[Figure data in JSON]
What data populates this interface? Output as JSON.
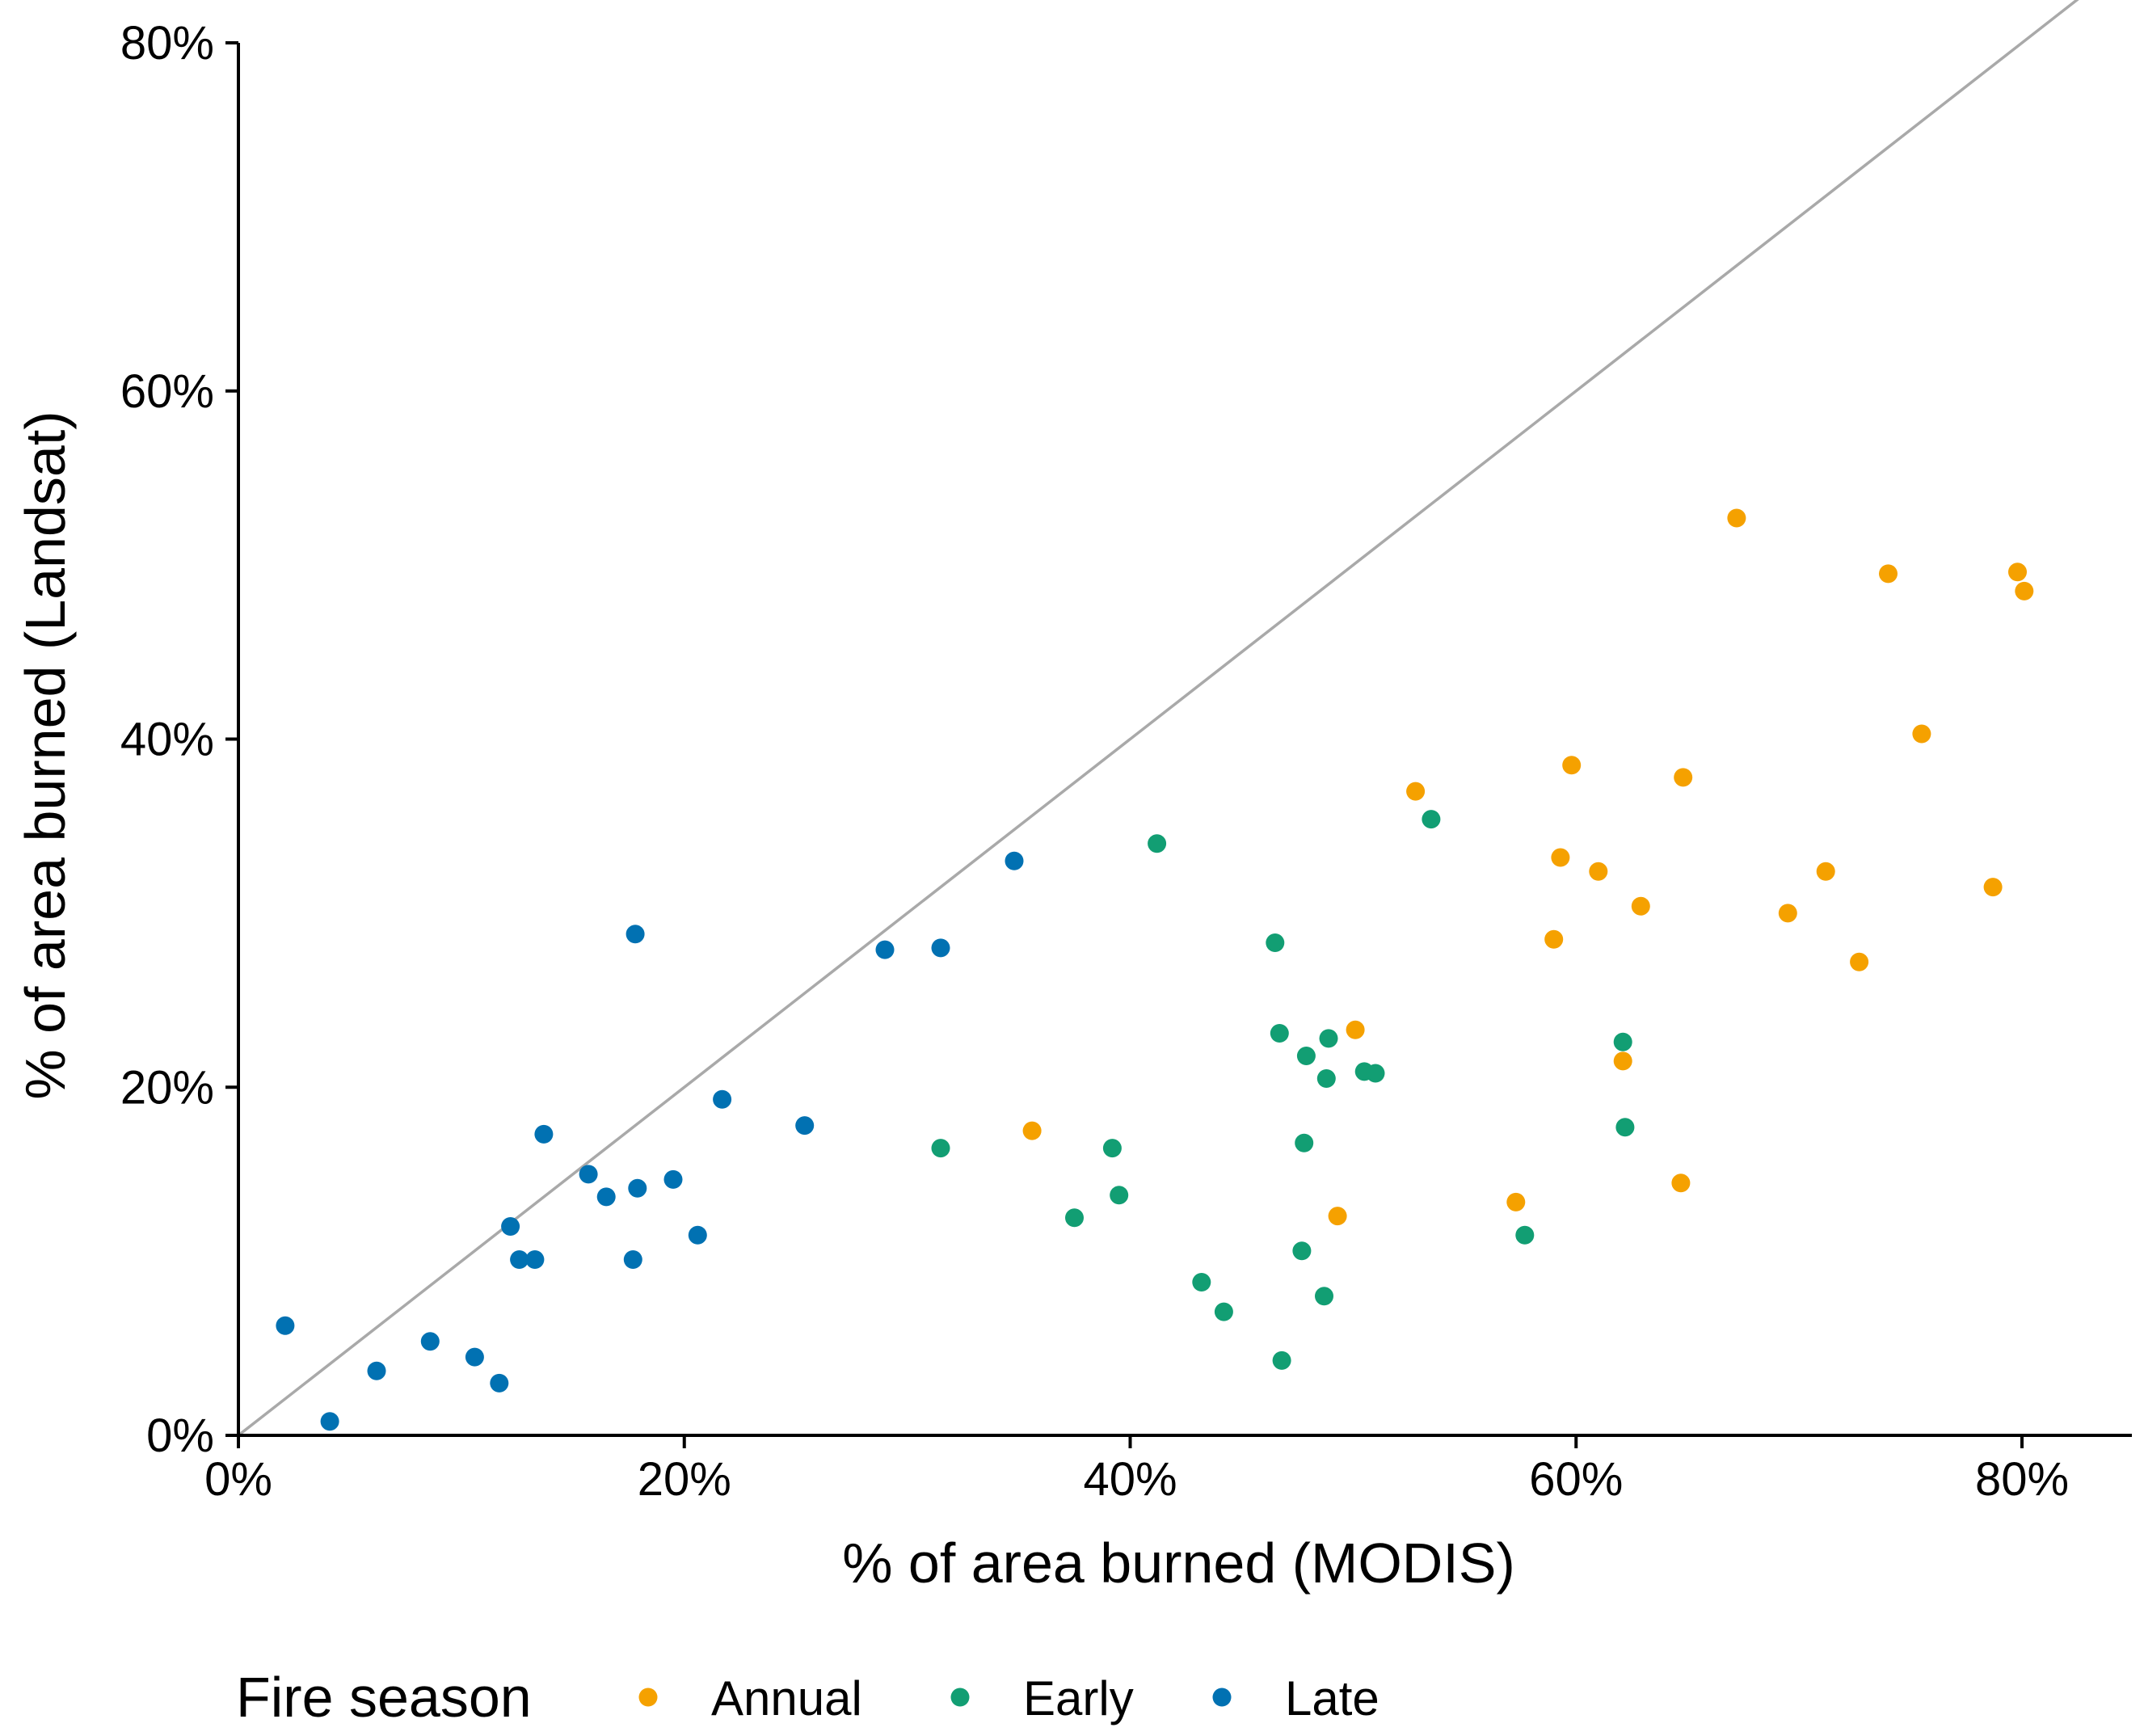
{
  "chart_data": {
    "type": "scatter",
    "title": "",
    "xlabel": "% of area burned (MODIS)",
    "ylabel": "% of area burned (Landsat)",
    "xlim": [
      0,
      85
    ],
    "ylim": [
      0,
      80
    ],
    "x_ticks": [
      0,
      20,
      40,
      60,
      80
    ],
    "y_ticks": [
      0,
      20,
      40,
      60,
      80
    ],
    "x_tick_labels": [
      "0%",
      "20%",
      "40%",
      "60%",
      "80%"
    ],
    "y_tick_labels": [
      "0%",
      "20%",
      "40%",
      "60%",
      "80%"
    ],
    "reference_line": {
      "type": "identity",
      "slope": 1,
      "intercept": 0,
      "color": "#A9A9A9"
    },
    "grid": false,
    "legend": {
      "title": "Fire season",
      "position": "bottom"
    },
    "series": [
      {
        "name": "Annual",
        "color": "#F5A100",
        "x": [
          67.2,
          74.0,
          79.8,
          80.1,
          75.5,
          59.8,
          64.8,
          52.8,
          59.3,
          61.0,
          62.9,
          71.2,
          69.5,
          72.7,
          78.7,
          59.0,
          50.1,
          62.1,
          35.6,
          57.3,
          49.3,
          64.7
        ],
        "y": [
          52.7,
          49.5,
          49.6,
          48.5,
          40.3,
          38.5,
          37.8,
          37.0,
          33.2,
          32.4,
          30.4,
          32.4,
          30.0,
          27.2,
          31.5,
          28.5,
          23.3,
          21.5,
          17.5,
          13.4,
          12.6,
          14.5
        ]
      },
      {
        "name": "Early",
        "color": "#129E73",
        "x": [
          41.2,
          53.5,
          46.5,
          46.7,
          48.9,
          47.9,
          48.8,
          50.5,
          51.0,
          62.1,
          62.2,
          31.5,
          39.2,
          39.5,
          37.5,
          47.8,
          47.7,
          57.7,
          43.2,
          44.2,
          48.7,
          46.8
        ],
        "y": [
          34.0,
          35.4,
          28.3,
          23.1,
          22.8,
          21.8,
          20.5,
          20.9,
          20.8,
          22.6,
          17.7,
          16.5,
          16.5,
          13.8,
          12.5,
          16.8,
          10.6,
          11.5,
          8.8,
          7.1,
          8.0,
          4.3
        ]
      },
      {
        "name": "Late",
        "color": "#0171B2",
        "x": [
          34.8,
          17.8,
          29.0,
          31.5,
          21.7,
          25.4,
          13.7,
          15.7,
          17.9,
          19.5,
          16.5,
          12.2,
          20.6,
          12.6,
          13.3,
          17.7,
          2.1,
          8.6,
          6.2,
          10.6,
          11.7,
          4.1
        ],
        "y": [
          33.0,
          28.8,
          27.9,
          28.0,
          19.3,
          17.8,
          17.3,
          15.0,
          14.2,
          14.7,
          13.7,
          12.0,
          11.5,
          10.1,
          10.1,
          10.1,
          6.3,
          5.4,
          3.7,
          4.5,
          3.0,
          0.8
        ]
      }
    ]
  }
}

◆ **Set problem**: Keep the pictures out of the copy and return the rest of the data above exactly.

◆ **Output for this task**:
What data populates this interface? Output as JSON.
{
  "chart_data": {
    "type": "scatter",
    "title": "",
    "xlabel": "% of area burned (MODIS)",
    "ylabel": "% of area burned (Landsat)",
    "xlim": [
      0,
      85
    ],
    "ylim": [
      0,
      80
    ],
    "x_ticks": [
      0,
      20,
      40,
      60,
      80
    ],
    "y_ticks": [
      0,
      20,
      40,
      60,
      80
    ],
    "x_tick_labels": [
      "0%",
      "20%",
      "40%",
      "60%",
      "80%"
    ],
    "y_tick_labels": [
      "0%",
      "20%",
      "40%",
      "60%",
      "80%"
    ],
    "reference_line": {
      "type": "identity",
      "slope": 1,
      "intercept": 0,
      "color": "#A9A9A9"
    },
    "grid": false,
    "legend": {
      "title": "Fire season",
      "position": "bottom"
    },
    "series": [
      {
        "name": "Annual",
        "color": "#F5A100",
        "x": [
          67.2,
          74.0,
          79.8,
          80.1,
          75.5,
          59.8,
          64.8,
          52.8,
          59.3,
          61.0,
          62.9,
          71.2,
          69.5,
          72.7,
          78.7,
          59.0,
          50.1,
          62.1,
          35.6,
          57.3,
          49.3,
          64.7
        ],
        "y": [
          52.7,
          49.5,
          49.6,
          48.5,
          40.3,
          38.5,
          37.8,
          37.0,
          33.2,
          32.4,
          30.4,
          32.4,
          30.0,
          27.2,
          31.5,
          28.5,
          23.3,
          21.5,
          17.5,
          13.4,
          12.6,
          14.5
        ]
      },
      {
        "name": "Early",
        "color": "#129E73",
        "x": [
          41.2,
          53.5,
          46.5,
          46.7,
          48.9,
          47.9,
          48.8,
          50.5,
          51.0,
          62.1,
          62.2,
          31.5,
          39.2,
          39.5,
          37.5,
          47.8,
          47.7,
          57.7,
          43.2,
          44.2,
          48.7,
          46.8
        ],
        "y": [
          34.0,
          35.4,
          28.3,
          23.1,
          22.8,
          21.8,
          20.5,
          20.9,
          20.8,
          22.6,
          17.7,
          16.5,
          16.5,
          13.8,
          12.5,
          16.8,
          10.6,
          11.5,
          8.8,
          7.1,
          8.0,
          4.3
        ]
      },
      {
        "name": "Late",
        "color": "#0171B2",
        "x": [
          34.8,
          17.8,
          29.0,
          31.5,
          21.7,
          25.4,
          13.7,
          15.7,
          17.9,
          19.5,
          16.5,
          12.2,
          20.6,
          12.6,
          13.3,
          17.7,
          2.1,
          8.6,
          6.2,
          10.6,
          11.7,
          4.1
        ],
        "y": [
          33.0,
          28.8,
          27.9,
          28.0,
          19.3,
          17.8,
          17.3,
          15.0,
          14.2,
          14.7,
          13.7,
          12.0,
          11.5,
          10.1,
          10.1,
          10.1,
          6.3,
          5.4,
          3.7,
          4.5,
          3.0,
          0.8
        ]
      }
    ]
  }
}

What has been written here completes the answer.